- _Your goal_:
Among the entries below, count the lines where the string "What" occurs, and give only the number.

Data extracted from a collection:
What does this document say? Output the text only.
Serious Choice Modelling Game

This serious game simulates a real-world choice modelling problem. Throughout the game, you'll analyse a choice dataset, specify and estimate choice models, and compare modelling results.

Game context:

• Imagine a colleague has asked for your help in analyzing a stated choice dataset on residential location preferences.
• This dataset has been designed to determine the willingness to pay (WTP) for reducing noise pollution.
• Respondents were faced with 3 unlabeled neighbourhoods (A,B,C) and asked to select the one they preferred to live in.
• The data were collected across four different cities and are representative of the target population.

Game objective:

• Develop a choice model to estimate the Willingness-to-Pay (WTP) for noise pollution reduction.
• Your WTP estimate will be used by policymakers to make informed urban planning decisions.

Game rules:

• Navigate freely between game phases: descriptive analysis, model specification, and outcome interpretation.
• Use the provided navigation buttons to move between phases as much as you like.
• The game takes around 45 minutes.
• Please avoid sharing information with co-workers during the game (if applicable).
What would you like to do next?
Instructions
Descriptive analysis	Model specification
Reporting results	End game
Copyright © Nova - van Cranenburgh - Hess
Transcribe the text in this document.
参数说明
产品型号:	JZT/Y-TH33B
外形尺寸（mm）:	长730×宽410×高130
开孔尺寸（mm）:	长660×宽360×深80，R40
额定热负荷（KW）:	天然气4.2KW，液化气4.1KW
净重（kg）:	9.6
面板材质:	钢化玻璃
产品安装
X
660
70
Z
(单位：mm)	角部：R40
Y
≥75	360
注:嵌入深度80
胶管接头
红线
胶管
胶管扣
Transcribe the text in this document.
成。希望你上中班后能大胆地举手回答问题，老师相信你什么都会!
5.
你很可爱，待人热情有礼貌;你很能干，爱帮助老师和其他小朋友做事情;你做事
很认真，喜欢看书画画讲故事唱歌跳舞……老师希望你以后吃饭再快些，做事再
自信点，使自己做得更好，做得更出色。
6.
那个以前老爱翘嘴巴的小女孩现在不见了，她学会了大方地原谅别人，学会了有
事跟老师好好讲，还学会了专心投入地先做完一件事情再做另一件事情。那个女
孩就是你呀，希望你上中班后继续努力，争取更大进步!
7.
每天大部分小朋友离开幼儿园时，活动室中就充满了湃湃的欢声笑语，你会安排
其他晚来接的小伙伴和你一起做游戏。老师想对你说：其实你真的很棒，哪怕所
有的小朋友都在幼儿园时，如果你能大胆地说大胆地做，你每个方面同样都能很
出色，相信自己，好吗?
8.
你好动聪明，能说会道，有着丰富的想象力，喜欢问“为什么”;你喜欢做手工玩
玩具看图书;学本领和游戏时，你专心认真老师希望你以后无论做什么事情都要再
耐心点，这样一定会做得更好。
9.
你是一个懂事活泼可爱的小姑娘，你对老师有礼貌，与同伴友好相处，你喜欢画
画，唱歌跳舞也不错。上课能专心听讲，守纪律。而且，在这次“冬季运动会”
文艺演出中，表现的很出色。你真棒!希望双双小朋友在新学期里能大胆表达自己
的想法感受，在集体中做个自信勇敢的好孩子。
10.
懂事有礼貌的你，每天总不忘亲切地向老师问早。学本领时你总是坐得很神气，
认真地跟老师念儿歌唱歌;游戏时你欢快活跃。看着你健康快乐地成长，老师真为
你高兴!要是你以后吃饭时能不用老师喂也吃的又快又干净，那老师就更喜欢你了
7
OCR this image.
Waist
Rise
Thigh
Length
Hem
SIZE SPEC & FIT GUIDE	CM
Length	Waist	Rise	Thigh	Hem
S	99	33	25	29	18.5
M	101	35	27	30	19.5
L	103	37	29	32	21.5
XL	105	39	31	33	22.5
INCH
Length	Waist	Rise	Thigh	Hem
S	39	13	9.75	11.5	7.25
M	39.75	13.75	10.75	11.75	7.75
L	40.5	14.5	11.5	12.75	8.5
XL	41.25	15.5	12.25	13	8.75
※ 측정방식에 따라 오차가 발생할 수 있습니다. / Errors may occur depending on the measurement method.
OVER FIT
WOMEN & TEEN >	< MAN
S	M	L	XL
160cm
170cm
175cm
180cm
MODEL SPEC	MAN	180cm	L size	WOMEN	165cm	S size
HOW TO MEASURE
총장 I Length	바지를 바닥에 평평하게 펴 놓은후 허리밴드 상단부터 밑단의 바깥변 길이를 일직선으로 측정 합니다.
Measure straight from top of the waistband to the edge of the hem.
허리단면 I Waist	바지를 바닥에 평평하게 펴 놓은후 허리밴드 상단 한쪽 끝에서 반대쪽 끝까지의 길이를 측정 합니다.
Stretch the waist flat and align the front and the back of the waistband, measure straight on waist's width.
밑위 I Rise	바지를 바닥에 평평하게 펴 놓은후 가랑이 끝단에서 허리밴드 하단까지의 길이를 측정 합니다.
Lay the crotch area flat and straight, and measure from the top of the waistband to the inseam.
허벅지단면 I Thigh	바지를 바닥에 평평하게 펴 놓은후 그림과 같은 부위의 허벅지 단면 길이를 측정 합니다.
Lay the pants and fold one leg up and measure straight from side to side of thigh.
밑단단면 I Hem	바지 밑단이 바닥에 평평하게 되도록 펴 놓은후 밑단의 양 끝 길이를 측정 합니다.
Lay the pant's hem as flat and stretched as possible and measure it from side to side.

- _Solution to this problem_:
2